◆ **What needs to be done**:
Quote the listing in full, exactly as given, minus any pictures.
--- START ---
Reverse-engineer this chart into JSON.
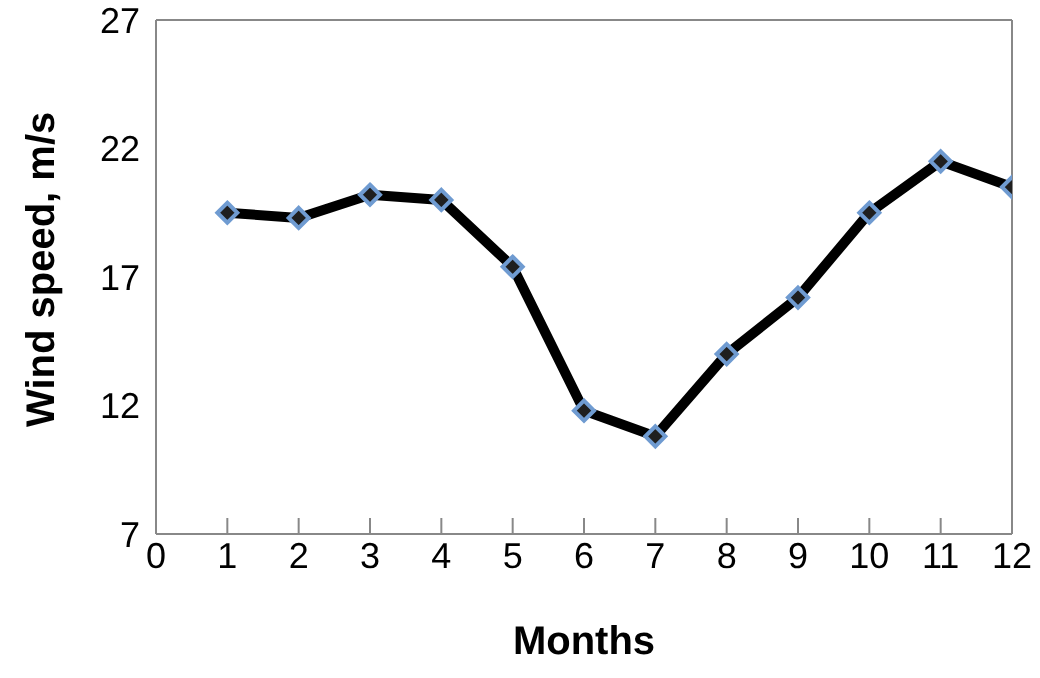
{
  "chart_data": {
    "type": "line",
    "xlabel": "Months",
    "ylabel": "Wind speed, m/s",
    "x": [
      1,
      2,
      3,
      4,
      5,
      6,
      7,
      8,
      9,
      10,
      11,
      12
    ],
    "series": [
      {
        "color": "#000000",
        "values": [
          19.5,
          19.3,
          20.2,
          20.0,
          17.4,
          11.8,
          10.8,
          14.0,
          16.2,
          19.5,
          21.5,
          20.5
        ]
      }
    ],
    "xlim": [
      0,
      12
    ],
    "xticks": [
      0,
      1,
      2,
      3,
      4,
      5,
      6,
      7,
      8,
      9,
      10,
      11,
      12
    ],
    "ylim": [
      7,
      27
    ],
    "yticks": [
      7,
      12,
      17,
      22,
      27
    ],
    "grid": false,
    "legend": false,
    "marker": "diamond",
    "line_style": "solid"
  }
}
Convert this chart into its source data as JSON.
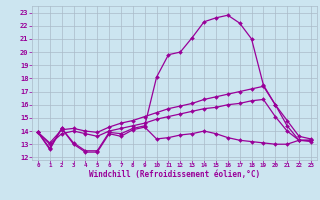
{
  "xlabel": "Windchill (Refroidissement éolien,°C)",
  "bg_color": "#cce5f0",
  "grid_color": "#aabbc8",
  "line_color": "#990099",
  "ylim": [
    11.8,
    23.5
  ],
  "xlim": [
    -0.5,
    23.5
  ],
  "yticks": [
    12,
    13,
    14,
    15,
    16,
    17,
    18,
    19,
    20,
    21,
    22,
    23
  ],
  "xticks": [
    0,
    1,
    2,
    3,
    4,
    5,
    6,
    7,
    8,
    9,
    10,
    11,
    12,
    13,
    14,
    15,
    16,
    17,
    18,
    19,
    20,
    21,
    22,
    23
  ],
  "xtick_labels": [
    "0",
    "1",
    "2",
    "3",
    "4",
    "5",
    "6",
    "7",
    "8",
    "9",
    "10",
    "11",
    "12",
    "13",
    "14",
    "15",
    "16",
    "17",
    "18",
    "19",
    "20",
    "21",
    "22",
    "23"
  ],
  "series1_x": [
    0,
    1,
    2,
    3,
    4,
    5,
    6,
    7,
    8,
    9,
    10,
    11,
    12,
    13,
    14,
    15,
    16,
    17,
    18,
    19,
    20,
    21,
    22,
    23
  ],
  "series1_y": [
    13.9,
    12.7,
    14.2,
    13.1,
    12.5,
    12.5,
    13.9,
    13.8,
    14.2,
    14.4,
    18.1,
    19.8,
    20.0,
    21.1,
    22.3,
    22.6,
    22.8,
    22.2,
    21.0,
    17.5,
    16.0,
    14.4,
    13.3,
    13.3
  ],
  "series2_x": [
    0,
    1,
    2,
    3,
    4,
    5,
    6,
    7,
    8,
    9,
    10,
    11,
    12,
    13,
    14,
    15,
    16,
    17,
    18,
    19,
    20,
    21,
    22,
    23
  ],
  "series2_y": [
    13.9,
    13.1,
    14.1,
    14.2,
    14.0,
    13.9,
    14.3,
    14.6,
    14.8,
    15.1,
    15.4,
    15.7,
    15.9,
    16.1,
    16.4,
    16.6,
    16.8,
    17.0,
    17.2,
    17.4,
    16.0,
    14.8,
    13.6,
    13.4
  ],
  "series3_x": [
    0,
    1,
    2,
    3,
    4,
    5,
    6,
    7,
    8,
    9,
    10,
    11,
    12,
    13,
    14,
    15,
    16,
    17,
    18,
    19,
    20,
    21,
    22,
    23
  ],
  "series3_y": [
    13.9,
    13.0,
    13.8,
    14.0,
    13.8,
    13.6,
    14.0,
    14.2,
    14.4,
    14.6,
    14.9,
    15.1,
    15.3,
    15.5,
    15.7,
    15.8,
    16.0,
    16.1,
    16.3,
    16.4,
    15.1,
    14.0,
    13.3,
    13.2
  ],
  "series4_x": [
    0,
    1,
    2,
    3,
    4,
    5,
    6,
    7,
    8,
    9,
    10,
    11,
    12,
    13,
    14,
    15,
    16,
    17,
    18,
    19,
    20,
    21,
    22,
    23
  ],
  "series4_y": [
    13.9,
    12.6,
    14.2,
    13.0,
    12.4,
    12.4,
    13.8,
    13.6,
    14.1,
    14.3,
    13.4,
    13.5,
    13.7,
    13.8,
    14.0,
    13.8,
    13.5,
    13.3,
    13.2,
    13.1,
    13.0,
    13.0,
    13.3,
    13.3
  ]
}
--- END ---
◆ **Written response**:
Reverse-engineer this chart into JSON.
{
  "chart_data": {
    "type": "line",
    "xlabel": "Months",
    "ylabel": "Wind speed, m/s",
    "x": [
      1,
      2,
      3,
      4,
      5,
      6,
      7,
      8,
      9,
      10,
      11,
      12
    ],
    "series": [
      {
        "color": "#000000",
        "values": [
          19.5,
          19.3,
          20.2,
          20.0,
          17.4,
          11.8,
          10.8,
          14.0,
          16.2,
          19.5,
          21.5,
          20.5
        ]
      }
    ],
    "xlim": [
      0,
      12
    ],
    "xticks": [
      0,
      1,
      2,
      3,
      4,
      5,
      6,
      7,
      8,
      9,
      10,
      11,
      12
    ],
    "ylim": [
      7,
      27
    ],
    "yticks": [
      7,
      12,
      17,
      22,
      27
    ],
    "grid": false,
    "legend": false,
    "marker": "diamond",
    "line_style": "solid"
  }
}
Convert this chart into its source data as JSON.
{
  "xlabel": "Windchill (Refroidissement éolien,°C)",
  "bg_color": "#cce5f0",
  "grid_color": "#aabbc8",
  "line_color": "#990099",
  "ylim": [
    11.8,
    23.5
  ],
  "xlim": [
    -0.5,
    23.5
  ],
  "yticks": [
    12,
    13,
    14,
    15,
    16,
    17,
    18,
    19,
    20,
    21,
    22,
    23
  ],
  "xticks": [
    0,
    1,
    2,
    3,
    4,
    5,
    6,
    7,
    8,
    9,
    10,
    11,
    12,
    13,
    14,
    15,
    16,
    17,
    18,
    19,
    20,
    21,
    22,
    23
  ],
  "xtick_labels": [
    "0",
    "1",
    "2",
    "3",
    "4",
    "5",
    "6",
    "7",
    "8",
    "9",
    "10",
    "11",
    "12",
    "13",
    "14",
    "15",
    "16",
    "17",
    "18",
    "19",
    "20",
    "21",
    "22",
    "23"
  ],
  "series1_x": [
    0,
    1,
    2,
    3,
    4,
    5,
    6,
    7,
    8,
    9,
    10,
    11,
    12,
    13,
    14,
    15,
    16,
    17,
    18,
    19,
    20,
    21,
    22,
    23
  ],
  "series1_y": [
    13.9,
    12.7,
    14.2,
    13.1,
    12.5,
    12.5,
    13.9,
    13.8,
    14.2,
    14.4,
    18.1,
    19.8,
    20.0,
    21.1,
    22.3,
    22.6,
    22.8,
    22.2,
    21.0,
    17.5,
    16.0,
    14.4,
    13.3,
    13.3
  ],
  "series2_x": [
    0,
    1,
    2,
    3,
    4,
    5,
    6,
    7,
    8,
    9,
    10,
    11,
    12,
    13,
    14,
    15,
    16,
    17,
    18,
    19,
    20,
    21,
    22,
    23
  ],
  "series2_y": [
    13.9,
    13.1,
    14.1,
    14.2,
    14.0,
    13.9,
    14.3,
    14.6,
    14.8,
    15.1,
    15.4,
    15.7,
    15.9,
    16.1,
    16.4,
    16.6,
    16.8,
    17.0,
    17.2,
    17.4,
    16.0,
    14.8,
    13.6,
    13.4
  ],
  "series3_x": [
    0,
    1,
    2,
    3,
    4,
    5,
    6,
    7,
    8,
    9,
    10,
    11,
    12,
    13,
    14,
    15,
    16,
    17,
    18,
    19,
    20,
    21,
    22,
    23
  ],
  "series3_y": [
    13.9,
    13.0,
    13.8,
    14.0,
    13.8,
    13.6,
    14.0,
    14.2,
    14.4,
    14.6,
    14.9,
    15.1,
    15.3,
    15.5,
    15.7,
    15.8,
    16.0,
    16.1,
    16.3,
    16.4,
    15.1,
    14.0,
    13.3,
    13.2
  ],
  "series4_x": [
    0,
    1,
    2,
    3,
    4,
    5,
    6,
    7,
    8,
    9,
    10,
    11,
    12,
    13,
    14,
    15,
    16,
    17,
    18,
    19,
    20,
    21,
    22,
    23
  ],
  "series4_y": [
    13.9,
    12.6,
    14.2,
    13.0,
    12.4,
    12.4,
    13.8,
    13.6,
    14.1,
    14.3,
    13.4,
    13.5,
    13.7,
    13.8,
    14.0,
    13.8,
    13.5,
    13.3,
    13.2,
    13.1,
    13.0,
    13.0,
    13.3,
    13.3
  ]
}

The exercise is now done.